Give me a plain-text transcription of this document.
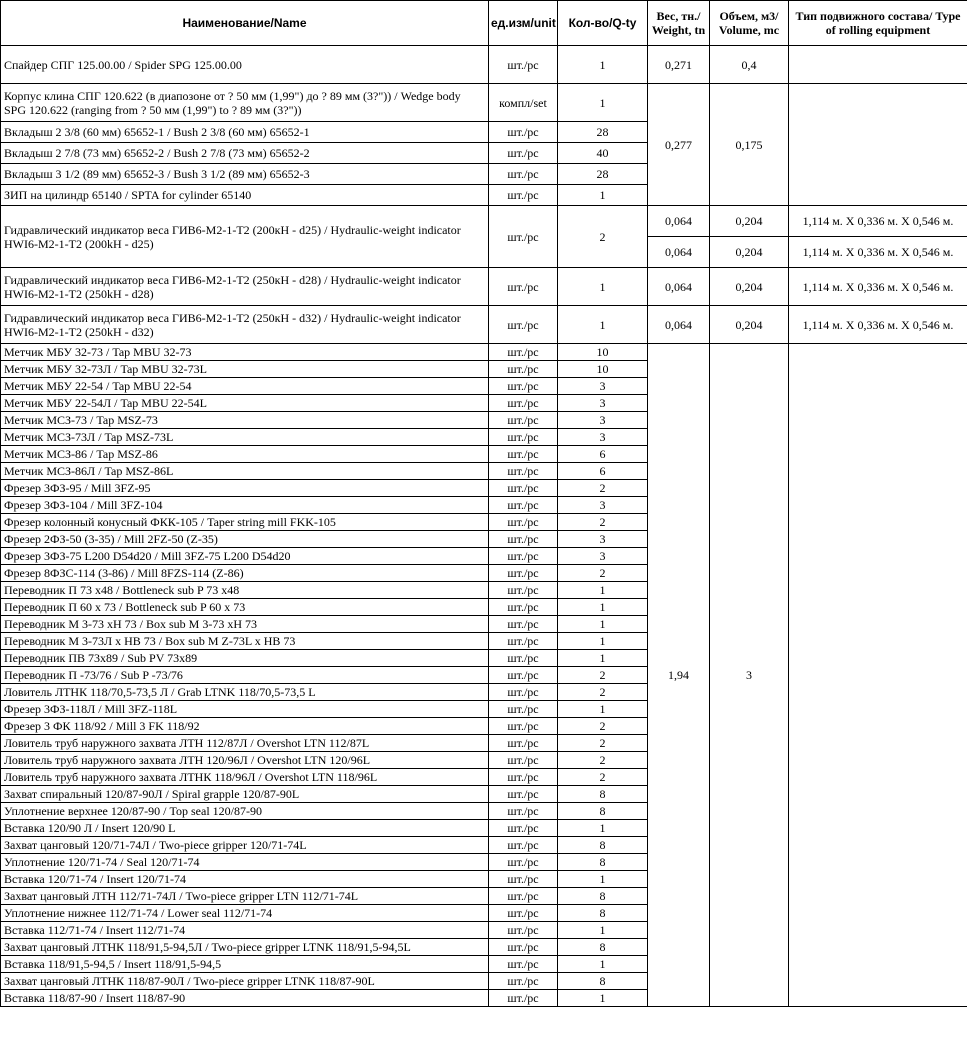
Наименование/Name	ед.изм/unit	Кол-во/Q-ty	Вес, тн./ Weight, tn	Объем, м3/ Volume, mc	Тип подвижного состава/ Type of rolling equipment
Спайдер СПГ 125.00.00 / Spider SPG 125.00.00	шт./pc	1	0,271	0,4	
Корпус клина СПГ 120.622 (в диапозоне от ? 50 мм (1,99") до ? 89 мм (3?")) / Wedge body SPG 120.622 (ranging from ? 50 мм (1,99") to ? 89 мм (3?"))	компл/set	1	0,277	0,175	
Вкладыш 2 3/8 (60 мм) 65652-1 / Bush 2 3/8 (60 мм) 65652-1	шт./pc	28			
Вкладыш 2 7/8 (73 мм) 65652-2 / Bush 2 7/8 (73 мм) 65652-2	шт./pc	40			
Вкладыш 3 1/2 (89 мм) 65652-3 / Bush 3 1/2 (89 мм) 65652-3	шт./pc	28			
ЗИП на цилиндр 65140 / SPTA for cylinder 65140	шт./pc	1			
Гидравлический индикатор веса ГИВ6-М2-1-Т2 (200кН - d25) / Hydraulic-weight indicator HWI6-M2-1-T2 (200kH - d25)	шт./pc	2	0,064	0,204	1,114 м. Х 0,336 м. Х 0,546 м.
			0,064	0,204	1,114 м. Х 0,336 м. Х 0,546 м.
Гидравлический индикатор веса ГИВ6-М2-1-Т2 (250кН - d28) / Hydraulic-weight indicator HWI6-M2-1-T2 (250kH - d28)	шт./pc	1	0,064	0,204	1,114 м. Х 0,336 м. Х 0,546 м.
Гидравлический индикатор веса ГИВ6-М2-1-Т2 (250кН - d32) / Hydraulic-weight indicator HWI6-M2-1-T2 (250kH - d32)	шт./pc	1	0,064	0,204	1,114 м. Х 0,336 м. Х 0,546 м.
Метчик МБУ 32-73 / Tap MBU 32-73	шт./pc	10	1,94	3	
Метчик МБУ 32-73Л / Tap MBU 32-73L	шт./pc	10			
Метчик МБУ 22-54 / Tap MBU 22-54	шт./pc	3			
Метчик МБУ 22-54Л / Tap MBU 22-54L	шт./pc	3			
Метчик МСЗ-73 / Tap MSZ-73	шт./pc	3			
Метчик МСЗ-73Л / Tap MSZ-73L	шт./pc	3			
Метчик МСЗ-86 / Tap MSZ-86	шт./pc	6			
Метчик МСЗ-86Л / Tap MSZ-86L	шт./pc	6			
Фрезер 3ФЗ-95 / Mill 3FZ-95	шт./pc	2			
Фрезер 3ФЗ-104 / Mill 3FZ-104	шт./pc	3			
Фрезер колонный конусный ФКК-105 / Taper string mill FKK-105	шт./pc	2			
Фрезер 2ФЗ-50 (3-35) / Mill 2FZ-50 (Z-35)	шт./pc	3			
Фрезер 3ФЗ-75 L200 D54d20 / Mill 3FZ-75 L200 D54d20	шт./pc	3			
Фрезер 8ФЗС-114 (3-86) / Mill 8FZS-114 (Z-86)	шт./pc	2			
Переводник П 73 х48 / Bottleneck sub P 73 x48	шт./pc	1			
Переводник П 60 х 73 / Bottleneck sub P 60 x 73	шт./pc	1			
Переводник М 3-73 хН 73 / Box sub M 3-73 xH 73	шт./pc	1			
Переводник М 3-73Л х НВ 73 / Box sub M Z-73L x HB 73	шт./pc	1			
Переводник ПВ 73х89 / Sub PV 73x89	шт./pc	1			
Переводник П -73/76 / Sub P -73/76	шт./pc	2			
Ловитель ЛТНК 118/70,5-73,5 Л / Grab LTNK 118/70,5-73,5 L	шт./pc	2			
Фрезер 3ФЗ-118Л / Mill 3FZ-118L	шт./pc	1			
Фрезер 3 ФК 118/92 / Mill 3 FK 118/92	шт./pc	2			
Ловитель труб наружного захвата ЛТН 112/87Л / Overshot LTN 112/87L	шт./pc	2			
Ловитель труб наружного захвата ЛТН 120/96Л / Overshot LTN 120/96L	шт./pc	2			
Ловитель труб наружного захвата ЛТНК 118/96Л / Overshot LTN 118/96L	шт./pc	2			
Захват спиральный 120/87-90Л / Spiral grapple 120/87-90L	шт./pc	8			
Уплотнение верхнее 120/87-90 / Top seal 120/87-90	шт./pc	8			
Вставка 120/90 Л / Insert 120/90 L	шт./pc	1			
Захват цанговый 120/71-74Л / Two-piece gripper 120/71-74L	шт./pc	8			
Уплотнение 120/71-74 / Seal 120/71-74	шт./pc	8			
Вставка 120/71-74 / Insert 120/71-74	шт./pc	1			
Захват цанговый ЛТН 112/71-74Л / Two-piece gripper LTN 112/71-74L	шт./pc	8			
Уплотнение нижнее 112/71-74 / Lower seal 112/71-74	шт./pc	8			
Вставка 112/71-74 / Insert 112/71-74	шт./pc	1			
Захват цанговый ЛТНК 118/91,5-94,5Л / Two-piece gripper LTNK 118/91,5-94,5L	шт./pc	8			
Вставка 118/91,5-94,5 / Insert 118/91,5-94,5	шт./pc	1			
Захват цанговый ЛТНК 118/87-90Л / Two-piece gripper LTNK 118/87-90L	шт./pc	8			
Вставка 118/87-90 / Insert 118/87-90	шт./pc	1			
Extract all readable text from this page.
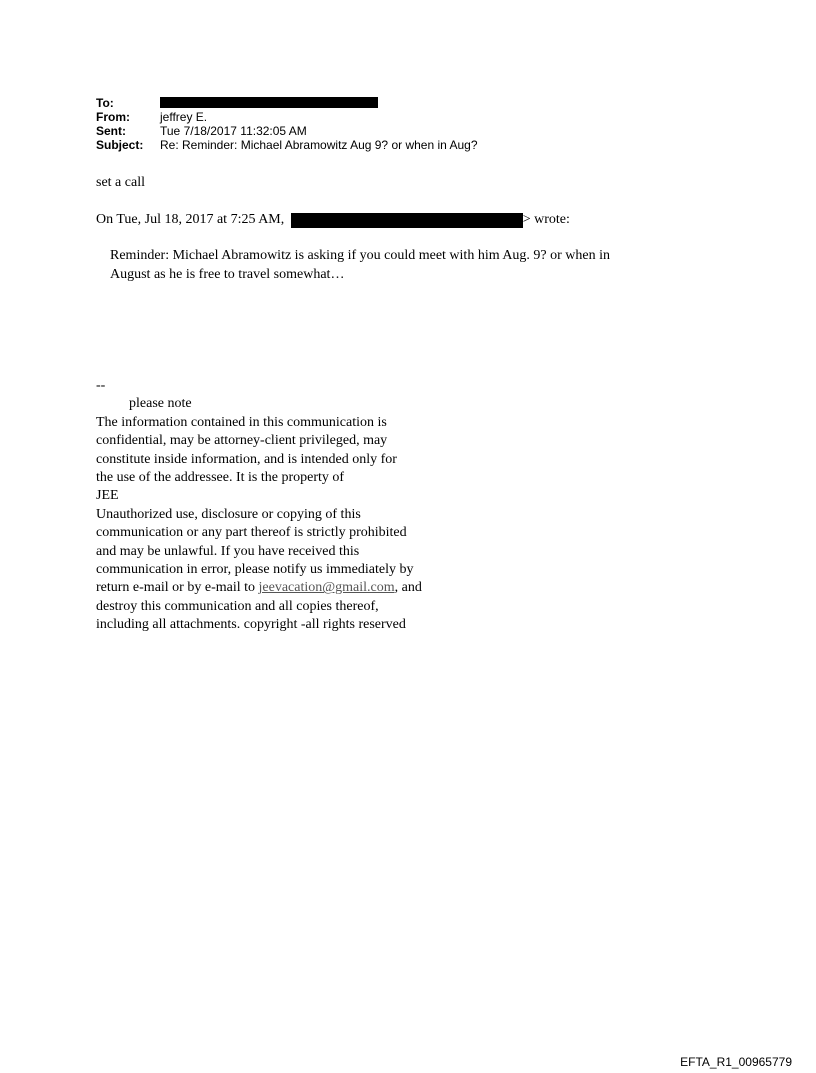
To:
From:	jeffrey E.
Sent:	Tue 7/18/2017 11:32:05 AM
Subject:	Re: Reminder: Michael Abramowitz Aug 9? or when in Aug?
set a call
On Tue, Jul 18, 2017 at 7:25 AM,	> wrote:
Reminder: Michael Abramowitz is asking if you could meet with him Aug. 9? or when in
August as he is free to travel somewhat…
--
please note
The information contained in this communication is
confidential, may be attorney-client privileged, may
constitute inside information, and is intended only for
the use of the addressee. It is the property of
JEE
Unauthorized use, disclosure or copying of this
communication or any part thereof is strictly prohibited
and may be unlawful. If you have received this
communication in error, please notify us immediately by
return e-mail or by e-mail to jeevacation@gmail.com, and
destroy this communication and all copies thereof,
including all attachments. copyright -all rights reserved
EFTA_R1_00965779
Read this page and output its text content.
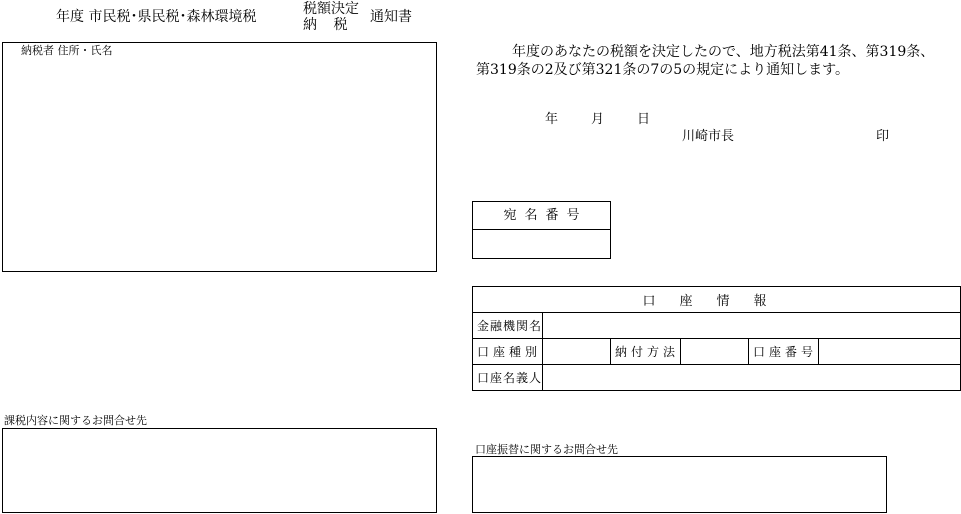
年度 市民税･県民税･森林環境税	税額決定
納 税 通知書
納税者 住所・氏名	年度のあなたの税額を決定したので、地方税法第41条、第319条、
第319条の2及び第321条の7の5の規定により通知します。
年	月	日
川崎市長	印
宛名番号
口座情報					
金融機関名					
口座種別		納付方法		口座番号	
口座名義人					
課税内容に関するお問合せ先
口座振替に関するお問合せ先
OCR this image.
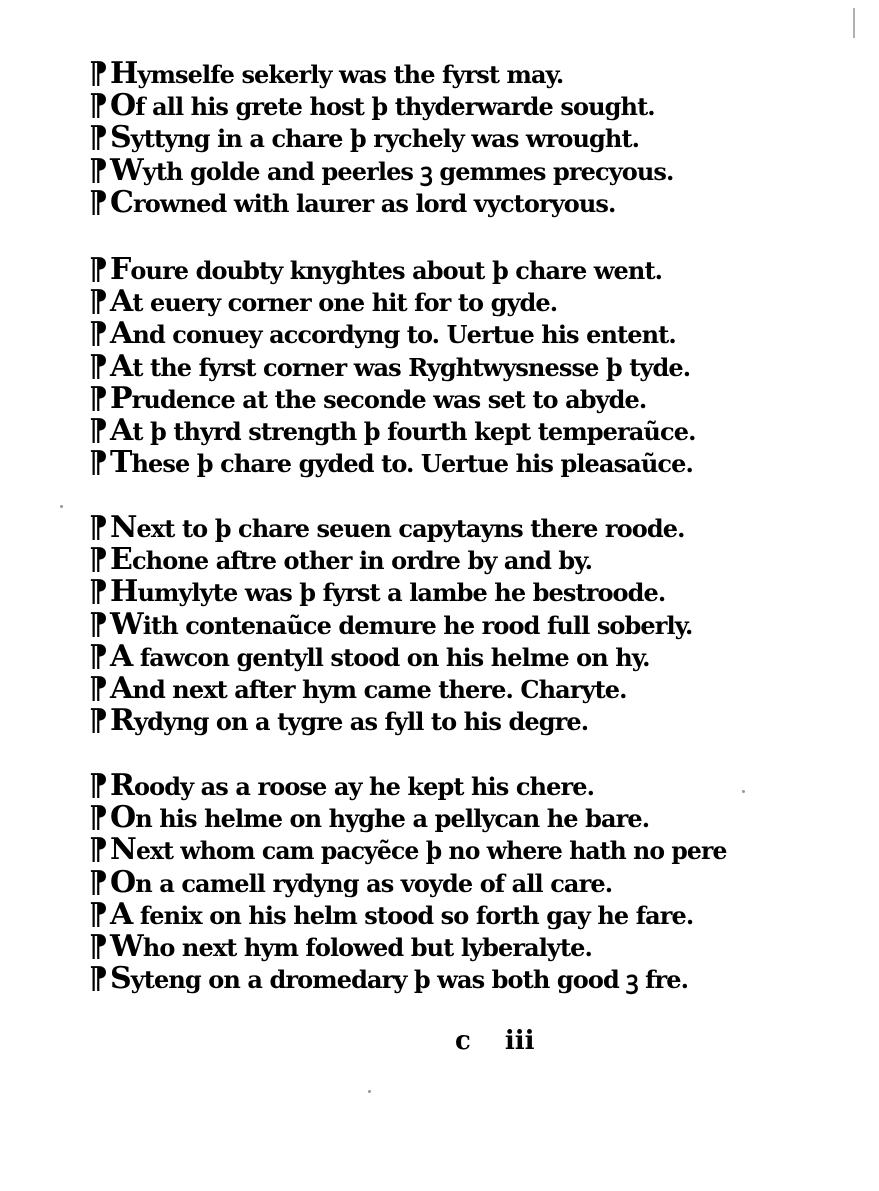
¶Hymselfe sekerly was the fyrst may.
¶Of all his grete host þ thyderwarde sought.
¶Syttyng in a chare þ rychely was wrought.
¶Wyth golde and peerles ꝫ gemmes precyous.
¶Crowned with laurer as lord vyctoryous.
¶Foure doubty knyghtes about þ chare went.
¶At euery corner one hit for to gyde.
¶And conuey accordyng to. Uertue his entent.
¶At the fyrst corner was Ryghtwysnesse þ tyde.
¶Prudence at the seconde was set to abyde.
¶At þ thyrd strength þ fourth kept temperaũce.
¶These þ chare gyded to. Uertue his pleasaũce.
¶Next to þ chare seuen capytayns there roode.
¶Echone aftre other in ordre by and by.
¶Humylyte was þ fyrst a lambe he bestroode.
¶With contenaũce demure he rood full soberly.
¶A fawcon gentyll stood on his helme on hy.
¶And next after hym came there. Charyte.
¶Rydyng on a tygre as fyll to his degre.
¶Roody as a roose ay he kept his chere.
¶On his helme on hyghe a pellycan he bare.
¶Next whom cam pacyẽce þ no where hath no pere
¶On a camell rydyng as voyde of all care.
¶A fenix on his helm stood so forth gay he fare.
¶Who next hym folowed but lyberalyte.
¶Syteng on a dromedary þ was both good ꝫ fre.
c iii
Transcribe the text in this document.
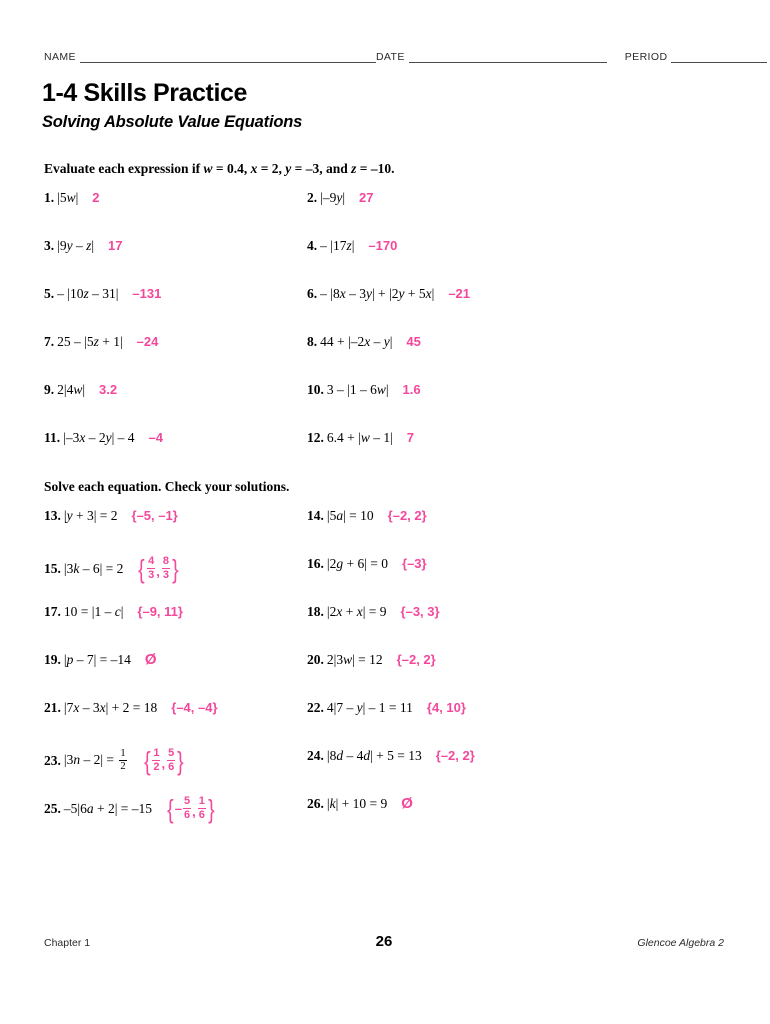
NAME	DATE	PERIOD
1-4 Skills Practice
Solving Absolute Value Equations
Evaluate each expression if w = 0.4, x = 2, y = –3, and z = –10.
1. |5w| 2	2. |–9y| 27
3. |9y – z| 17	4. – |17z| –170
5. – |10z – 31| –131	6. – |8x – 3y| + |2y + 5x| –21
7. 25 – |5z + 1| –24	8. 44 + |–2x – y| 45
9. 2|4w| 3.2	10. 3 – |1 – 6w| 1.6
11. |–3x – 2y| – 4 –4	12. 6.4 + |w – 1| 7
Solve each equation. Check your solutions.
13. |y + 3| = 2 {–5, –1}	14. |5a| = 10 {–2, 2}
15. |3k – 6| = 2 { $\frac{4}{3}$ , $\frac{8}{3}$ }	16. |2g + 6| = 0 {–3}
17. 10 = |1 – c| {–9, 11}	18. |2x + x| = 9 {–3, 3}
19. |p – 7| = –14 Ø	20. 2|3w| = 12 {–2, 2}
21. |7x – 3x| + 2 = 18 {–4, –4}	22. 4|7 – y| – 1 = 11 {4, 10}
23. $|3n - 2| = \frac{1}{2}$ { $\frac{1}{2}$ , $\frac{5}{6}$ }	24. |8d – 4d| + 5 = 13 {–2, 2}
25. –5|6a + 2| = –15 { – $\frac{5}{6}$ , $\frac{1}{6}$ }	26. |k| + 10 = 9 Ø
Chapter 1	26	Glencoe Algebra 2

════

> _INSTRUCTIONS TO FOLLOW_
Find the line containing "Transcribe the text in this document." in the listing above. Please restate word for word that line through the last one, leaving out the pictures.

> _RESPONSE TO THIS TASK_
Transcribe the text in this document.
NAME	DATE	PERIOD
1-4 Skills Practice
Solving Absolute Value Equations
Evaluate each expression if w = 0.4, x = 2, y = –3, and z = –10.
1. |5w| 2	2. |–9y| 27
3. |9y – z| 17	4. – |17z| –170
5. – |10z – 31| –131	6. – |8x – 3y| + |2y + 5x| –21
7. 25 – |5z + 1| –24	8. 44 + |–2x – y| 45
9. 2|4w| 3.2	10. 3 – |1 – 6w| 1.6
11. |–3x – 2y| – 4 –4	12. 6.4 + |w – 1| 7
Solve each equation. Check your solutions.
13. |y + 3| = 2 {–5, –1}	14. |5a| = 10 {–2, 2}
15. |3k – 6| = 2 { $\frac{4}{3}$ , $\frac{8}{3}$ }	16. |2g + 6| = 0 {–3}
17. 10 = |1 – c| {–9, 11}	18. |2x + x| = 9 {–3, 3}
19. |p – 7| = –14 Ø	20. 2|3w| = 12 {–2, 2}
21. |7x – 3x| + 2 = 18 {–4, –4}	22. 4|7 – y| – 1 = 11 {4, 10}
23. $|3n - 2| = \frac{1}{2}$ { $\frac{1}{2}$ , $\frac{5}{6}$ }	24. |8d – 4d| + 5 = 13 {–2, 2}
25. –5|6a + 2| = –15 { – $\frac{5}{6}$ , $\frac{1}{6}$ }	26. |k| + 10 = 9 Ø
Chapter 1	26	Glencoe Algebra 2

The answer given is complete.